>> START Extracted material

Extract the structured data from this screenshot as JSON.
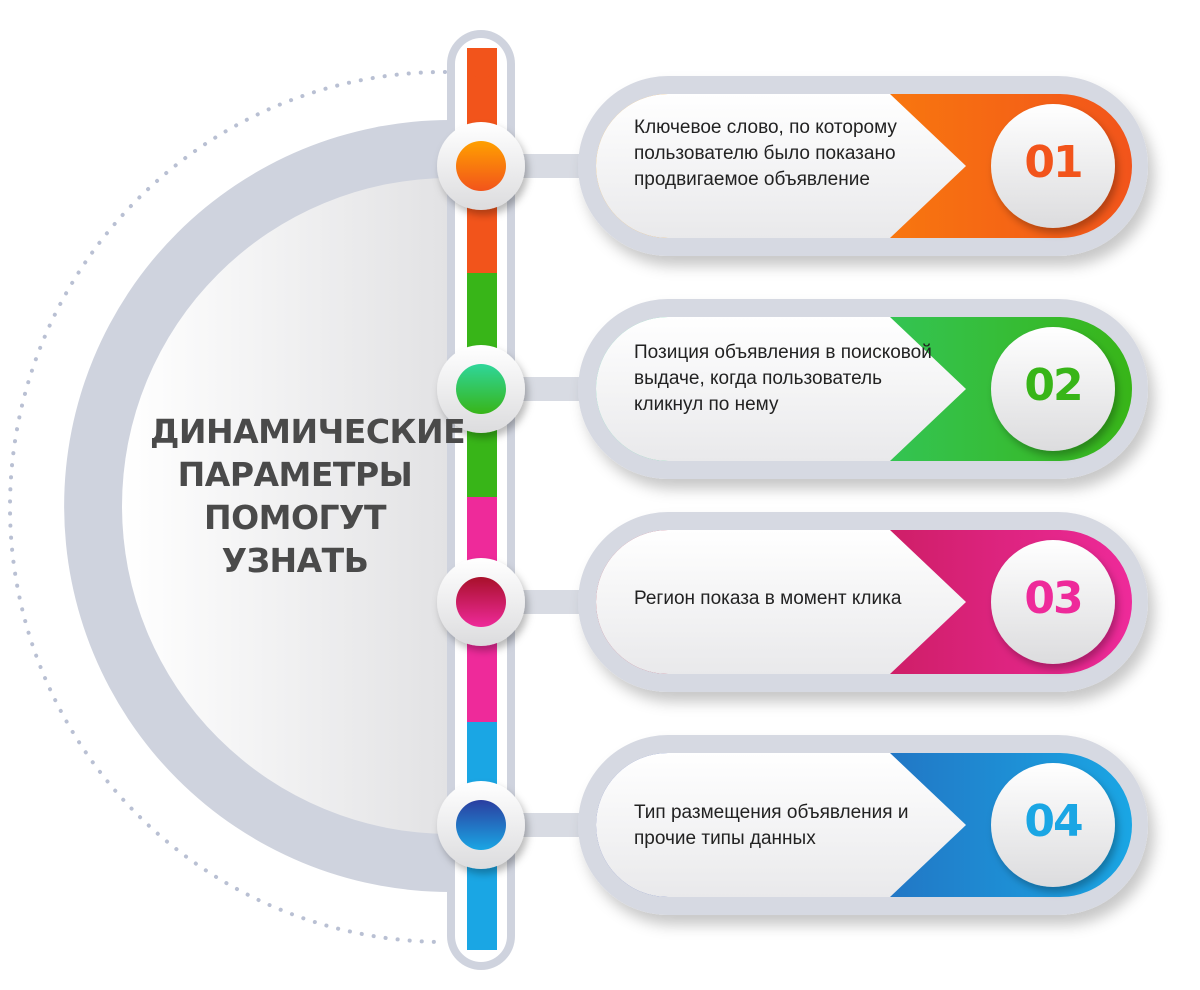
{
  "title": [
    "ДИНАМИЧЕСКИЕ",
    "ПАРАМЕТРЫ",
    "ПОМОГУТ",
    "УЗНАТЬ"
  ],
  "items": [
    {
      "number": "01",
      "text": "Ключевое слово, по которому пользователю было показано продвигаемое объявление",
      "color_light": "#ffa000",
      "color_dark": "#f2541b"
    },
    {
      "number": "02",
      "text": "Позиция объявления в поисковой выдаче, когда пользователь кликнул по нему",
      "color_light": "#2fd69a",
      "color_dark": "#38b518"
    },
    {
      "number": "03",
      "text": "Регион показа в момент клика",
      "color_light": "#a8102a",
      "color_dark": "#ee2a9a"
    },
    {
      "number": "04",
      "text": "Тип размещения объявления и прочие типы данных",
      "color_light": "#2b3ea0",
      "color_dark": "#1aa6e4"
    }
  ]
}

>> END Extracted material

▸ Description of the task
Retype each line of the listing above word for word. Exclude the pictures.

▸ Task output
Extract the structured data from this screenshot as JSON.
{
  "title": [
    "ДИНАМИЧЕСКИЕ",
    "ПАРАМЕТРЫ",
    "ПОМОГУТ",
    "УЗНАТЬ"
  ],
  "items": [
    {
      "number": "01",
      "text": "Ключевое слово, по которому пользователю было показано продвигаемое объявление",
      "color_light": "#ffa000",
      "color_dark": "#f2541b"
    },
    {
      "number": "02",
      "text": "Позиция объявления в поисковой выдаче, когда пользователь кликнул по нему",
      "color_light": "#2fd69a",
      "color_dark": "#38b518"
    },
    {
      "number": "03",
      "text": "Регион показа в момент клика",
      "color_light": "#a8102a",
      "color_dark": "#ee2a9a"
    },
    {
      "number": "04",
      "text": "Тип размещения объявления и прочие типы данных",
      "color_light": "#2b3ea0",
      "color_dark": "#1aa6e4"
    }
  ]
}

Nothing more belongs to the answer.